The world’s leading publication for data science, AI, and ML professionals.

Similarity Search, Part 2: Product Quantization

Learn a powerful technique to effectively compress large data

Similarity search is a problem where given a query the goal is to find the most similar documents to it among all the database documents.

Introduction

In data science, similarity search often appears in the NLP domain, search engines or recommender systems where the most relevant documents or items need to be retrieved for a query. There exists a large variety of different ways to improve search performance in massive volumes of data.

In the first part of this article series, we looked at kNN and inverted file index structure for performing similarity search. As we learned, kNN is the most straightforward approach while inverted file index acts on top of it suggesting a trade-off between speed acceleration and accuracy. Nevertheless, both methods do not use data compression techniques which might lead to memory issues, especially in cases of large datasets and limited RAM. In this article, we will try to address this issue by looking at another method called Product Quantization.

Similarity Search, Part 1: kNN & Inverted File Index

Definition

Product quantization is the process where each dataset vector is converted into a short memory-efficient representation (called PQ code). Instead of fully keeping all the vectors, their short representations are stored. At the same time, product quantization is a lossy-compression method which results in lower prediction accuracy but in practice, this algorithm works very well.

In general, quantization is the process of mapping infinite values to discrete ones.

Training

Firstly, the algorithm divides each vector into several equal parts – subvectors. Each of the respective parts of all dataset vectors form independent subspaces and is processed separately. Then a clustering algorithm is executed for each subspace of vectors. By doing so, several centroids in each subspace are created. Each subvector is encoded with the ID of the centroid that it belongs to. Additionally, the coordinates of all centroids are stored for later use.

Subspace centroids are also called quantized vectors.

In product quantization, a cluster ID is often referred to as a reproduction value.

Note. In the figures below a rectangle represents a vector containing several values while a square indicates a single number.

Encoding using quantization
Encoding using quantization

As a result, if an original vector is divided into n parts, then it can be encoded by n numbers – IDs of respective centroids for each of its subvectors. Typically, the number of created centroids k is usually chosen as a power of 2 for more efficient memory usage. This way, the memory required to store an encoded vector is n * log(k) bits.

#####

*WRITTEN PROBLEM 1:*
Identify every line in the entries that contains the string "item", and copy each such line in full. Case counts.

#####

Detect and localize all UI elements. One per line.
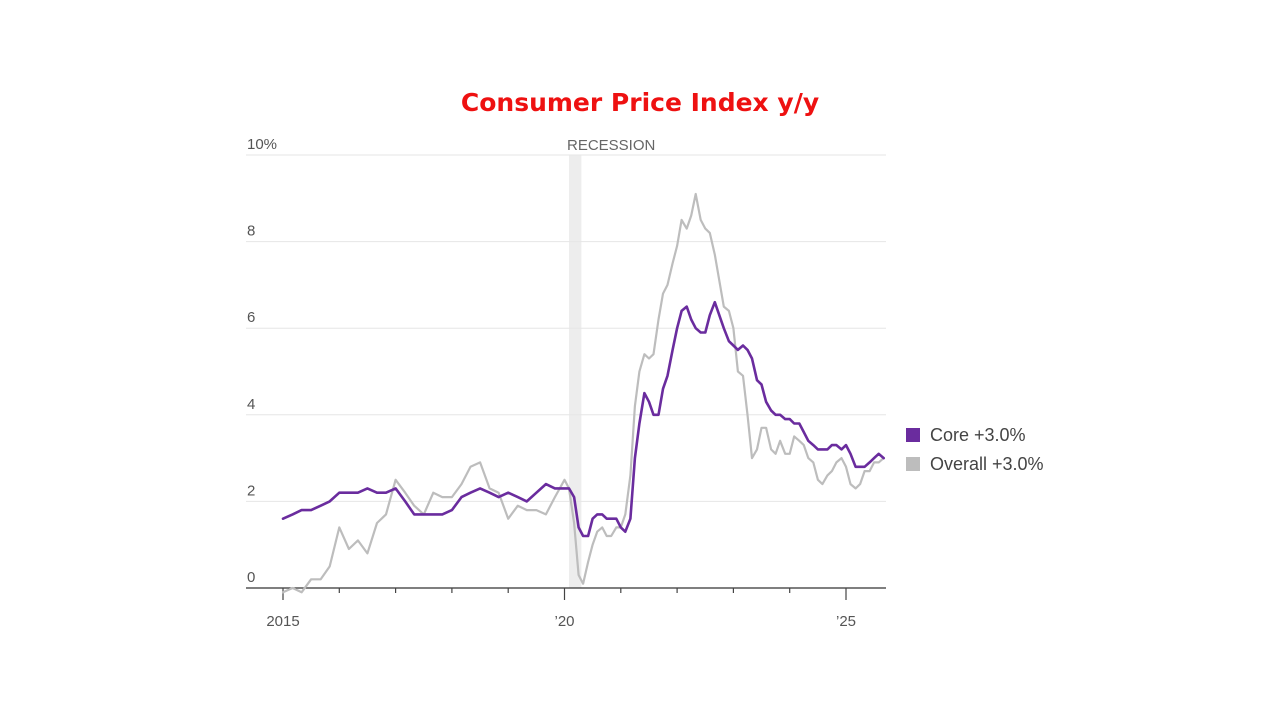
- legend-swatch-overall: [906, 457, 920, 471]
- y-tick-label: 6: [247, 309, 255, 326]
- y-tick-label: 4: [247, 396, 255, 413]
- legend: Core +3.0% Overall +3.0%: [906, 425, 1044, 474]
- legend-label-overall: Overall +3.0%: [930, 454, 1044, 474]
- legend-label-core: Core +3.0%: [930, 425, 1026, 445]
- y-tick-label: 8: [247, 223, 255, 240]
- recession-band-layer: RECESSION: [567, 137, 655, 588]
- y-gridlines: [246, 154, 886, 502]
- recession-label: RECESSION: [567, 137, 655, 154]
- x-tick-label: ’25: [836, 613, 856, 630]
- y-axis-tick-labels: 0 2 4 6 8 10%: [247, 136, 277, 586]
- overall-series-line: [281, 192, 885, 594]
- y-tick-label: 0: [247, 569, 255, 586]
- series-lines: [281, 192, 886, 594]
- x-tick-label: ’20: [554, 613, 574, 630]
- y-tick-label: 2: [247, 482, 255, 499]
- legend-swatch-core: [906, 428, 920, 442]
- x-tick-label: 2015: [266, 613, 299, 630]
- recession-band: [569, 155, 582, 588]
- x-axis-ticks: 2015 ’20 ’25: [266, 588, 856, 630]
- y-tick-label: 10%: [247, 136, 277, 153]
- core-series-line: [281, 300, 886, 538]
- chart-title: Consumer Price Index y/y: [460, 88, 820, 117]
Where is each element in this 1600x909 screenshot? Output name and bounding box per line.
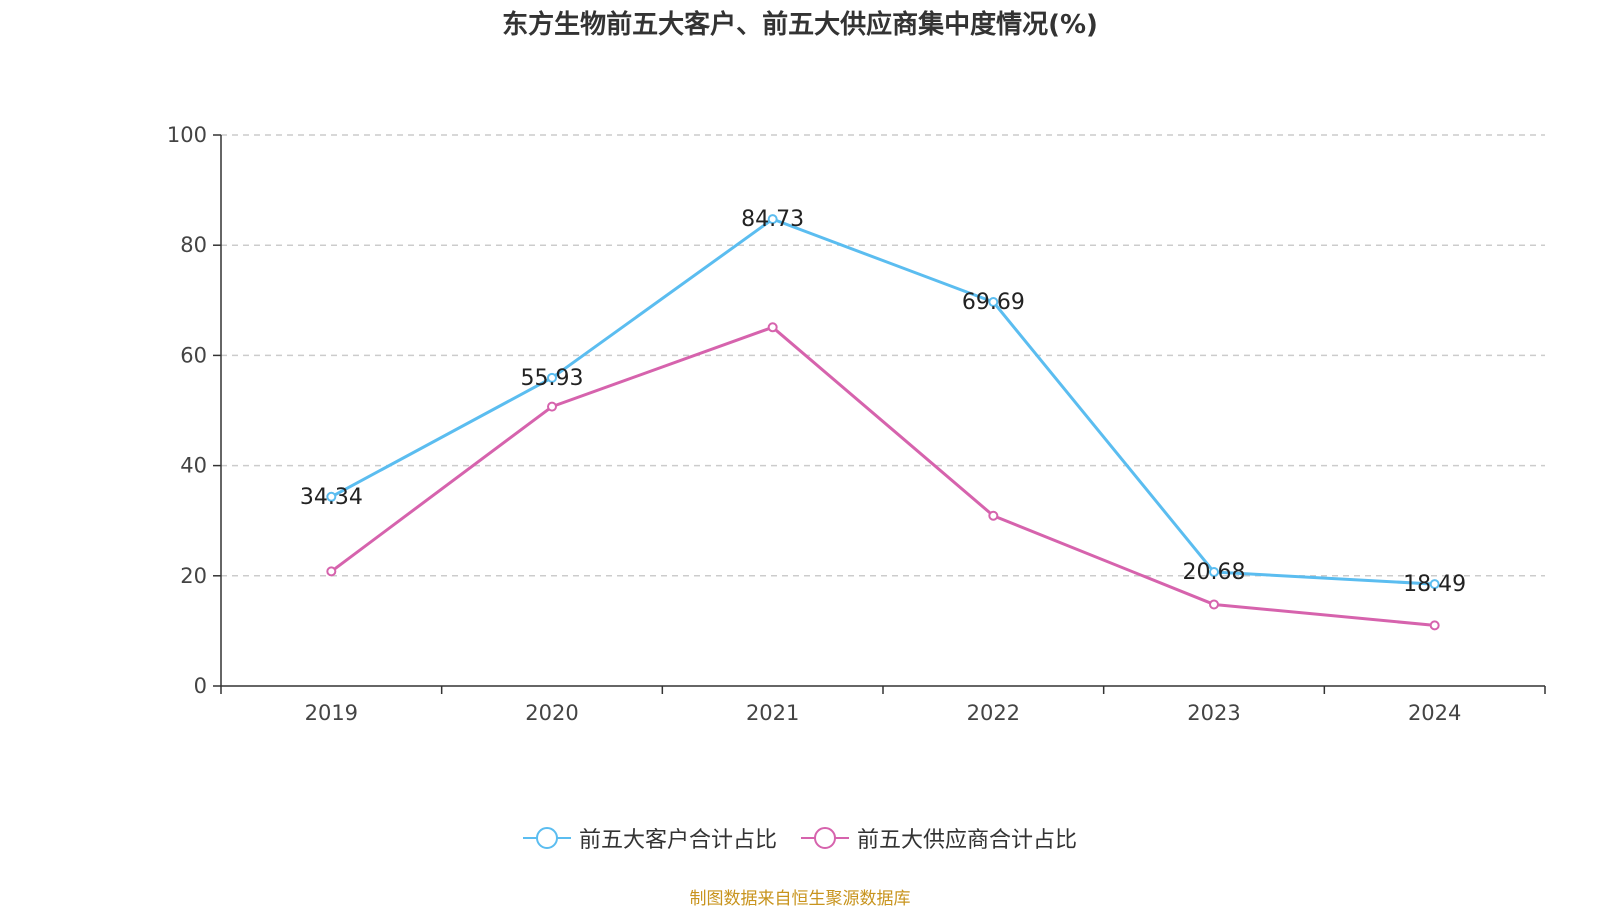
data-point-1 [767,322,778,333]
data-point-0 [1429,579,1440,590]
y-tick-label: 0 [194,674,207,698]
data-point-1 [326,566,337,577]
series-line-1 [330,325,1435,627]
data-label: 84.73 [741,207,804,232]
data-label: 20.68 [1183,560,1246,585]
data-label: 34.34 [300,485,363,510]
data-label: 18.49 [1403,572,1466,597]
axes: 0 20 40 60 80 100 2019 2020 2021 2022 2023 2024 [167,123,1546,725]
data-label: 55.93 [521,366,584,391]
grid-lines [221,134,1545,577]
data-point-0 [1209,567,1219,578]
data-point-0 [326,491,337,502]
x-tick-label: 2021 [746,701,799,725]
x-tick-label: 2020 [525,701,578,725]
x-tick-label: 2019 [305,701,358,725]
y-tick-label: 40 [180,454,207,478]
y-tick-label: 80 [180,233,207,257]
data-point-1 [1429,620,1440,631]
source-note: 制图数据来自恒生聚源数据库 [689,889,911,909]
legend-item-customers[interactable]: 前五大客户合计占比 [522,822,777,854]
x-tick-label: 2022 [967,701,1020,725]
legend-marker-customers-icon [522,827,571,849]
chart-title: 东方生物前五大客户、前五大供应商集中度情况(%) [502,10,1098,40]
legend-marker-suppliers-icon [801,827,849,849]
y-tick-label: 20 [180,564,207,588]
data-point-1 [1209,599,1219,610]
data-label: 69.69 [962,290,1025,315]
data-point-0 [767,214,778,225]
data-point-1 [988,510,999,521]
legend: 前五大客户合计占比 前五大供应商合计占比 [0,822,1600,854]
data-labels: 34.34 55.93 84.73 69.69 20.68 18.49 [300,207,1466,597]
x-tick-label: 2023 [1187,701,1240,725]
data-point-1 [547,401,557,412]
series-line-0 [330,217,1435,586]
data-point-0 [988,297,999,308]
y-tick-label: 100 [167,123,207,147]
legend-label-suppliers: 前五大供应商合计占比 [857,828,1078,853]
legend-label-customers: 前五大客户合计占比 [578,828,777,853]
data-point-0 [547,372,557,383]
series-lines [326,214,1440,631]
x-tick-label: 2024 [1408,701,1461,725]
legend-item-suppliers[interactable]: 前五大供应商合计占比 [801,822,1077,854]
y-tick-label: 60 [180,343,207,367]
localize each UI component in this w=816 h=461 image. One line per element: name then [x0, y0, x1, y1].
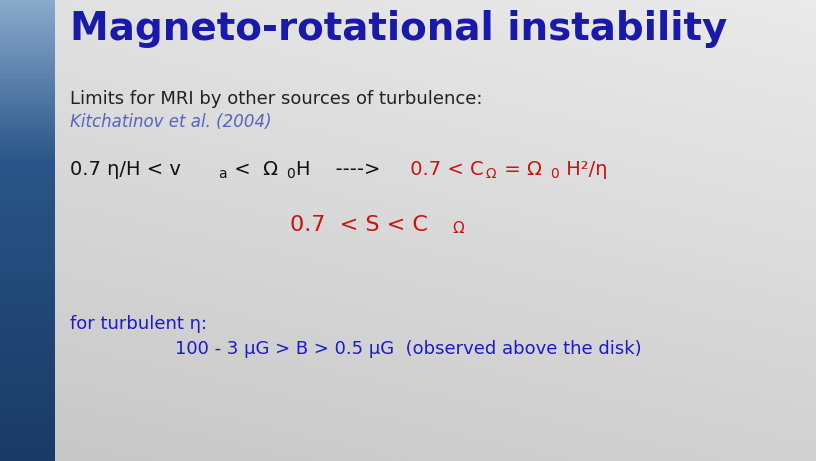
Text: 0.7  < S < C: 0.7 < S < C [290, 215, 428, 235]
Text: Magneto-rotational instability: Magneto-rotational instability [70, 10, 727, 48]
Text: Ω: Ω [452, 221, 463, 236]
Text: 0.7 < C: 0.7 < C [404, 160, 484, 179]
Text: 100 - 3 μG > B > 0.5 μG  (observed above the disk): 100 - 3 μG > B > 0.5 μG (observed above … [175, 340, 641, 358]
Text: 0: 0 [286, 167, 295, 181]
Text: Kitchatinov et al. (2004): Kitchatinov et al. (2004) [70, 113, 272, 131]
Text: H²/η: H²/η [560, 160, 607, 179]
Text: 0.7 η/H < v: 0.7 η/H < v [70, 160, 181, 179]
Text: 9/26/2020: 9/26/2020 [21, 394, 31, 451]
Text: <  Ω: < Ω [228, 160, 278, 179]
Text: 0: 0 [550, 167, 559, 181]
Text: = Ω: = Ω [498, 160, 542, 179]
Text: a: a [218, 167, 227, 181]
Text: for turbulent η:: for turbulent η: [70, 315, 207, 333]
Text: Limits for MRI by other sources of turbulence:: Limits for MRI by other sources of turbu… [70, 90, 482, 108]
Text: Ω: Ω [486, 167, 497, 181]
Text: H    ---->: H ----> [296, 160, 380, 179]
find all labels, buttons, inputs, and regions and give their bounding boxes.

#####

*WRITTEN PROBLEM 2:*
Using the product quantization article, explain in one to three sentences why it turns from kNN and the inverted file index to product quantization.

*FULL ANSWER 1:*
legend-item-customers[interactable]: 前五大客户合计占比 [522,822,777,854]
legend-item-suppliers[interactable]: 前五大供应商合计占比 [801,822,1077,854]

*FULL ANSWER 2:*
Neither kNN nor the inverted file index uses data compression. This can cause memory issues, especially with large datasets and limited RAM. Product quantization addresses this by storing a short, memory-efficient PQ code for each vector instead of keeping the full vectors.